What the task asks:
Restate the material word for word and leave out anything that is a picture.

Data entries
==========
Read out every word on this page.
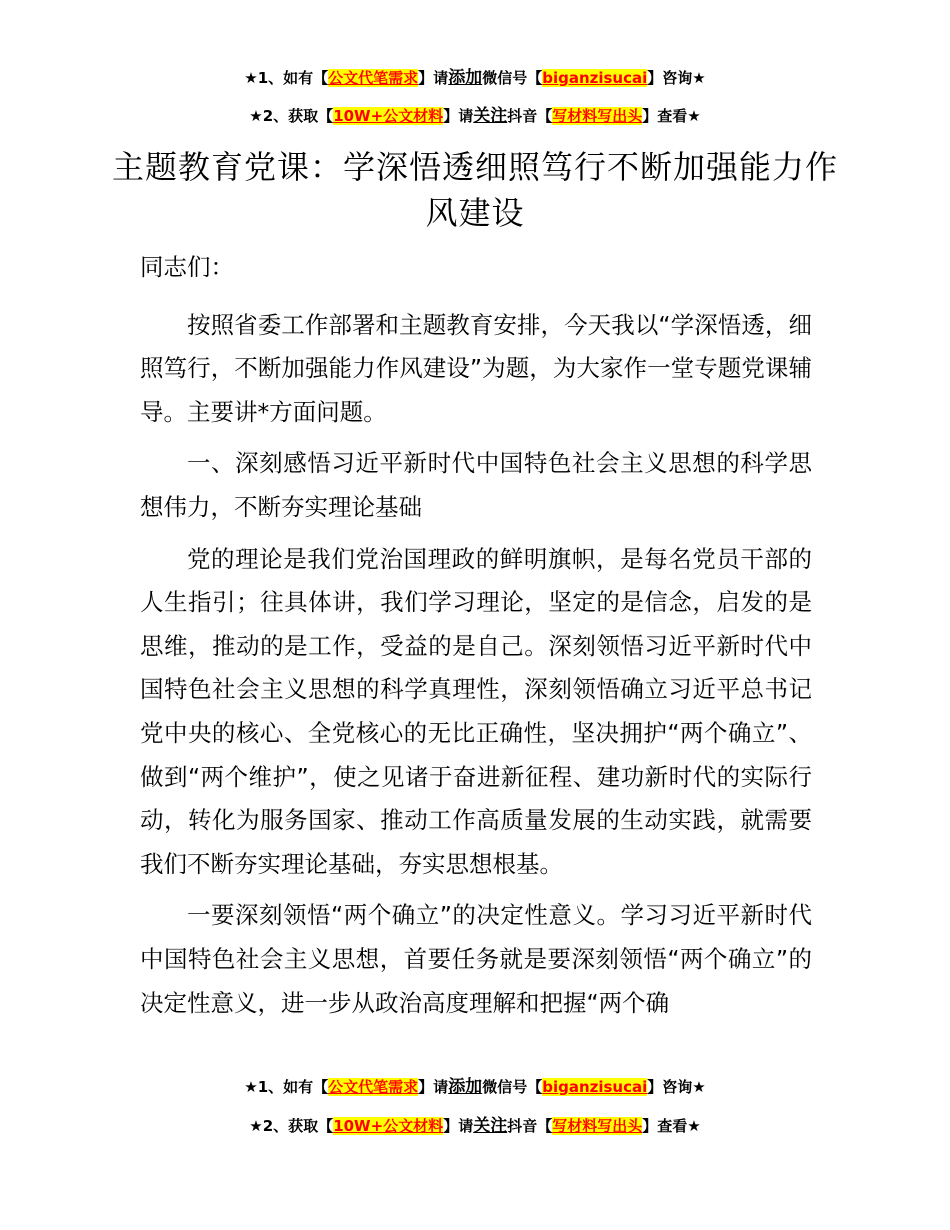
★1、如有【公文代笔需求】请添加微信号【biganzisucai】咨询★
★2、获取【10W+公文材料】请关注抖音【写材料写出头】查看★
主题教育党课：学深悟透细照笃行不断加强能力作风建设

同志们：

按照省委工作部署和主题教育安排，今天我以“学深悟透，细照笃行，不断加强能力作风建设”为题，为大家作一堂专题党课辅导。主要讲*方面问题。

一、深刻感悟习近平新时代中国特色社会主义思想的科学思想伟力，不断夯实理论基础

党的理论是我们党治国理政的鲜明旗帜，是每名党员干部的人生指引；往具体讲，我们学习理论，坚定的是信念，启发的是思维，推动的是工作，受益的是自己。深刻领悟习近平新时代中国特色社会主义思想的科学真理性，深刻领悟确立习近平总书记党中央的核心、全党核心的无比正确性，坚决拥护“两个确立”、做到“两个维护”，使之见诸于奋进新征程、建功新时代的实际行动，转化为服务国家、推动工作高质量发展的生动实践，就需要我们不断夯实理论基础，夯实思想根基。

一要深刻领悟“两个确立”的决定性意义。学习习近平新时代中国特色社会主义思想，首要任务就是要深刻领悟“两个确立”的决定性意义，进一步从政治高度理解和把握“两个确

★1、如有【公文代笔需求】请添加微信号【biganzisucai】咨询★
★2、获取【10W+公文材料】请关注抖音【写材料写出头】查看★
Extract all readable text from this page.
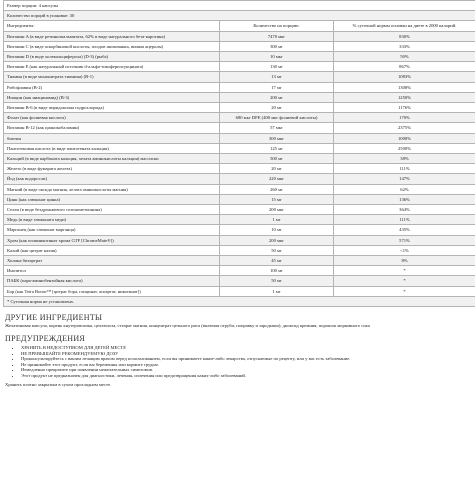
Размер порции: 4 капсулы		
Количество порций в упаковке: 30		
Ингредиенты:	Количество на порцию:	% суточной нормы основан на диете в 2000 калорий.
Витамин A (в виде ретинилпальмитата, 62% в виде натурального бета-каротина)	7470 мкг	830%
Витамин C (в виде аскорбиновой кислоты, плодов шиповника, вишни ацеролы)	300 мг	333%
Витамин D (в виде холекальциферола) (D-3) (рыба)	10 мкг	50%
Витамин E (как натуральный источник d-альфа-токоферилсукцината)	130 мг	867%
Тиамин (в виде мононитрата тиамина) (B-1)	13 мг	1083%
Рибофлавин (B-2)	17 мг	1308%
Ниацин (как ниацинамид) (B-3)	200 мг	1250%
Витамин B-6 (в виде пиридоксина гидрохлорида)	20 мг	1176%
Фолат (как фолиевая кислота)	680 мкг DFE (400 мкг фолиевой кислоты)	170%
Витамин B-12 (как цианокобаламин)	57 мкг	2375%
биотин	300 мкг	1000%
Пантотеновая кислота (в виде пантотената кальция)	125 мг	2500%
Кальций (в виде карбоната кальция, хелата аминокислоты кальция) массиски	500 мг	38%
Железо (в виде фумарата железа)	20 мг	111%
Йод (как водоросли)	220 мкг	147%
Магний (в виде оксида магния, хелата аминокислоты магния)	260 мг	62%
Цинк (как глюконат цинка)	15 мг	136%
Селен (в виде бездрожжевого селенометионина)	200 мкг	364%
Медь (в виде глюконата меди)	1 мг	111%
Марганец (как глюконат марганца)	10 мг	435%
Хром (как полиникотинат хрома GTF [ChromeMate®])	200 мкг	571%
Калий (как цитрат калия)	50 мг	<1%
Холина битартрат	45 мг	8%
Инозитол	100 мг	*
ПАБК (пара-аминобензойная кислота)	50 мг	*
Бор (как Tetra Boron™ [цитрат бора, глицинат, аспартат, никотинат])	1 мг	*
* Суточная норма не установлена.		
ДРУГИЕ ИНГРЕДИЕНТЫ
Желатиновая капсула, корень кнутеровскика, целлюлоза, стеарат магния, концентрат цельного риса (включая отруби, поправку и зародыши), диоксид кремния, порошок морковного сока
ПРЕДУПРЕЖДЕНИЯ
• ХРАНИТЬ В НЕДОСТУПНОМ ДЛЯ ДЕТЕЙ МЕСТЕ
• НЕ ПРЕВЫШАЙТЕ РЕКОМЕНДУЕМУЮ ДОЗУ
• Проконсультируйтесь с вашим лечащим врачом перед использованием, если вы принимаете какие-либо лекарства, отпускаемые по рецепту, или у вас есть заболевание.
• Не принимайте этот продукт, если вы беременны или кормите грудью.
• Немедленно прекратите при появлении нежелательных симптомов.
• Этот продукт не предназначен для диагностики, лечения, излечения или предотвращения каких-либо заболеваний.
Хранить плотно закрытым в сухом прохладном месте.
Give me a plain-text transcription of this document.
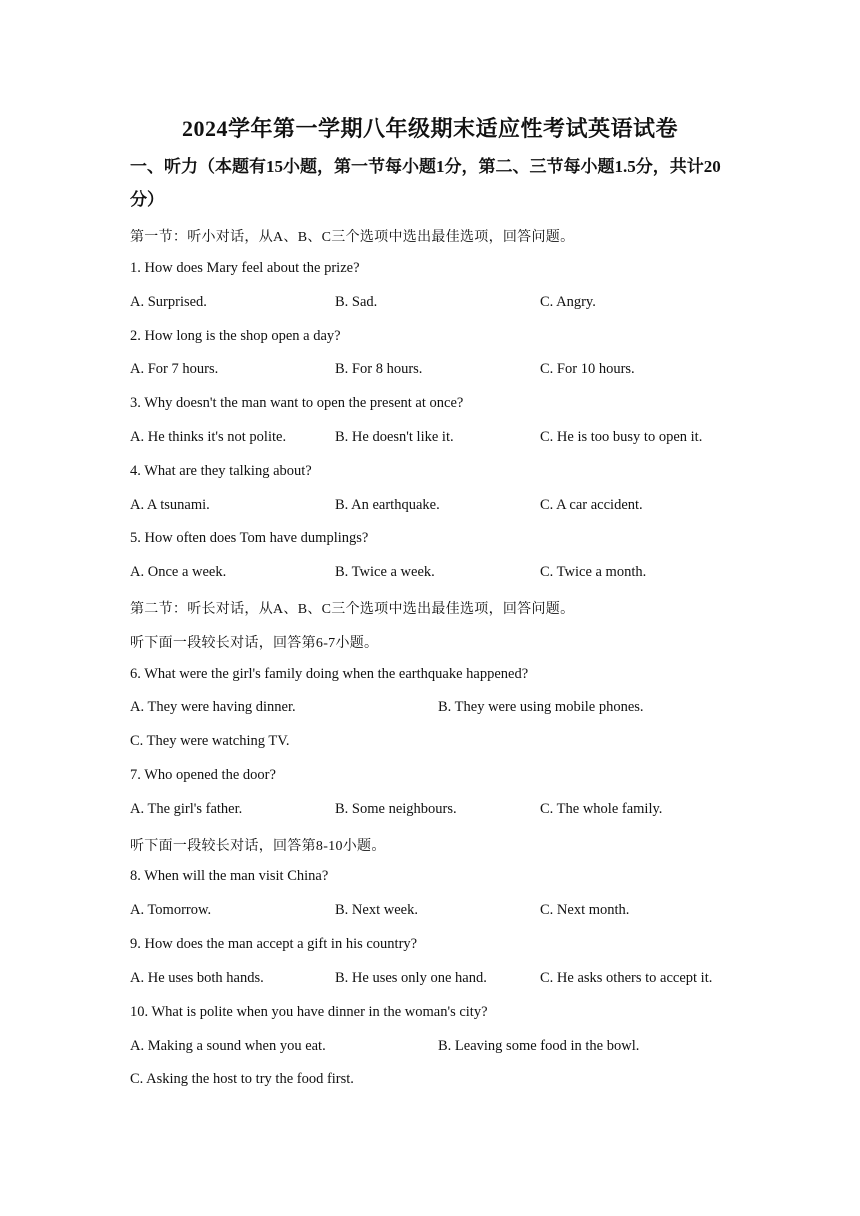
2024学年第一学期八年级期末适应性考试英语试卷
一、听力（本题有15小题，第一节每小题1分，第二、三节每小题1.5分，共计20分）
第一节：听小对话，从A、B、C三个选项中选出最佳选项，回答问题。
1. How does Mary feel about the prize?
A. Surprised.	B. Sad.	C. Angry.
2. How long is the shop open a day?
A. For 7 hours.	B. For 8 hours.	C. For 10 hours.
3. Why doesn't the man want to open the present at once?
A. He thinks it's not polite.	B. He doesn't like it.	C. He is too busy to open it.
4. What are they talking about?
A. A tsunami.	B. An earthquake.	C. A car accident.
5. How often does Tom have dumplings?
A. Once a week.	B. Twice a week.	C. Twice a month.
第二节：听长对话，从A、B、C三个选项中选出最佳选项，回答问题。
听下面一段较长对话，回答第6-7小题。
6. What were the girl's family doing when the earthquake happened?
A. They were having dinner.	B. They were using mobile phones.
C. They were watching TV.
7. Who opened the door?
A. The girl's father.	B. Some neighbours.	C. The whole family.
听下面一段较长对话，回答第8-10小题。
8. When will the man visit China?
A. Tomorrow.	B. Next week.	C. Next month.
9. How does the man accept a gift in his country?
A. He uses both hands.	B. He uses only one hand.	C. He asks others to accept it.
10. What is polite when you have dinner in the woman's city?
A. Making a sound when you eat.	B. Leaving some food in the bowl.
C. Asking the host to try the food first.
==========
Correct answer:
Read out every word on this page.
★1、如有【公文代笔需求】请添加微信号【biganzisucai】咨询★
★2、获取【10W+公文材料】请关注抖音【写材料写出头】查看★
主题教育党课：学深悟透细照笃行不断加强能力作风建设

同志们：

按照省委工作部署和主题教育安排，今天我以“学深悟透，细照笃行，不断加强能力作风建设”为题，为大家作一堂专题党课辅导。主要讲*方面问题。

一、深刻感悟习近平新时代中国特色社会主义思想的科学思想伟力，不断夯实理论基础

党的理论是我们党治国理政的鲜明旗帜，是每名党员干部的人生指引；往具体讲，我们学习理论，坚定的是信念，启发的是思维，推动的是工作，受益的是自己。深刻领悟习近平新时代中国特色社会主义思想的科学真理性，深刻领悟确立习近平总书记党中央的核心、全党核心的无比正确性，坚决拥护“两个确立”、做到“两个维护”，使之见诸于奋进新征程、建功新时代的实际行动，转化为服务国家、推动工作高质量发展的生动实践，就需要我们不断夯实理论基础，夯实思想根基。

一要深刻领悟“两个确立”的决定性意义。学习习近平新时代中国特色社会主义思想，首要任务就是要深刻领悟“两个确立”的决定性意义，进一步从政治高度理解和把握“两个确

★1、如有【公文代笔需求】请添加微信号【biganzisucai】咨询★
★2、获取【10W+公文材料】请关注抖音【写材料写出头】查看★
Extract all readable text from this page.
Размер порции: 4 капсулы		
Количество порций в упаковке: 30		
Ингредиенты:	Количество на порцию:	% суточной нормы основан на диете в 2000 калорий.
Витамин A (в виде ретинилпальмитата, 62% в виде натурального бета-каротина)	7470 мкг	830%
Витамин C (в виде аскорбиновой кислоты, плодов шиповника, вишни ацеролы)	300 мг	333%
Витамин D (в виде холекальциферола) (D-3) (рыба)	10 мкг	50%
Витамин E (как натуральный источник d-альфа-токоферилсукцината)	130 мг	867%
Тиамин (в виде мононитрата тиамина) (B-1)	13 мг	1083%
Рибофлавин (B-2)	17 мг	1308%
Ниацин (как ниацинамид) (B-3)	200 мг	1250%
Витамин B-6 (в виде пиридоксина гидрохлорида)	20 мг	1176%
Фолат (как фолиевая кислота)	680 мкг DFE (400 мкг фолиевой кислоты)	170%
Витамин B-12 (как цианокобаламин)	57 мкг	2375%
биотин	300 мкг	1000%
Пантотеновая кислота (в виде пантотената кальция)	125 мг	2500%
Кальций (в виде карбоната кальция, хелата аминокислоты кальция) массиски	500 мг	38%
Железо (в виде фумарата железа)	20 мг	111%
Йод (как водоросли)	220 мкг	147%
Магний (в виде оксида магния, хелата аминокислоты магния)	260 мг	62%
Цинк (как глюконат цинка)	15 мг	136%
Селен (в виде бездрожжевого селенометионина)	200 мкг	364%
Медь (в виде глюконата меди)	1 мг	111%
Марганец (как глюконат марганца)	10 мг	435%
Хром (как полиникотинат хрома GTF [ChromeMate®])	200 мкг	571%
Калий (как цитрат калия)	50 мг	<1%
Холина битартрат	45 мг	8%
Инозитол	100 мг	*
ПАБК (пара-аминобензойная кислота)	50 мг	*
Бор (как Tetra Boron™ [цитрат бора, глицинат, аспартат, никотинат])	1 мг	*
* Суточная норма не установлена.		
ДРУГИЕ ИНГРЕДИЕНТЫ
Желатиновая капсула, корень кнутеровскика, целлюлоза, стеарат магния, концентрат цельного риса (включая отруби, поправку и зародыши), диоксид кремния, порошок морковного сока
ПРЕДУПРЕЖДЕНИЯ
• ХРАНИТЬ В НЕДОСТУПНОМ ДЛЯ ДЕТЕЙ МЕСТЕ
• НЕ ПРЕВЫШАЙТЕ РЕКОМЕНДУЕМУЮ ДОЗУ
• Проконсультируйтесь с вашим лечащим врачом перед использованием, если вы принимаете какие-либо лекарства, отпускаемые по рецепту, или у вас есть заболевание.
• Не принимайте этот продукт, если вы беременны или кормите грудью.
• Немедленно прекратите при появлении нежелательных симптомов.
• Этот продукт не предназначен для диагностики, лечения, излечения или предотвращения каких-либо заболеваний.
Хранить плотно закрытым в сухом прохладном месте.
Give me a plain-text transcription of this document.
2024学年第一学期八年级期末适应性考试英语试卷
一、听力（本题有15小题，第一节每小题1分，第二、三节每小题1.5分，共计20分）
第一节：听小对话，从A、B、C三个选项中选出最佳选项，回答问题。
1. How does Mary feel about the prize?
A. Surprised.	B. Sad.	C. Angry.
2. How long is the shop open a day?
A. For 7 hours.	B. For 8 hours.	C. For 10 hours.
3. Why doesn't the man want to open the present at once?
A. He thinks it's not polite.	B. He doesn't like it.	C. He is too busy to open it.
4. What are they talking about?
A. A tsunami.	B. An earthquake.	C. A car accident.
5. How often does Tom have dumplings?
A. Once a week.	B. Twice a week.	C. Twice a month.
第二节：听长对话，从A、B、C三个选项中选出最佳选项，回答问题。
听下面一段较长对话，回答第6-7小题。
6. What were the girl's family doing when the earthquake happened?
A. They were having dinner.	B. They were using mobile phones.
C. They were watching TV.
7. Who opened the door?
A. The girl's father.	B. Some neighbours.	C. The whole family.
听下面一段较长对话，回答第8-10小题。
8. When will the man visit China?
A. Tomorrow.	B. Next week.	C. Next month.
9. How does the man accept a gift in his country?
A. He uses both hands.	B. He uses only one hand.	C. He asks others to accept it.
10. What is polite when you have dinner in the woman's city?
A. Making a sound when you eat.	B. Leaving some food in the bowl.
C. Asking the host to try the food first.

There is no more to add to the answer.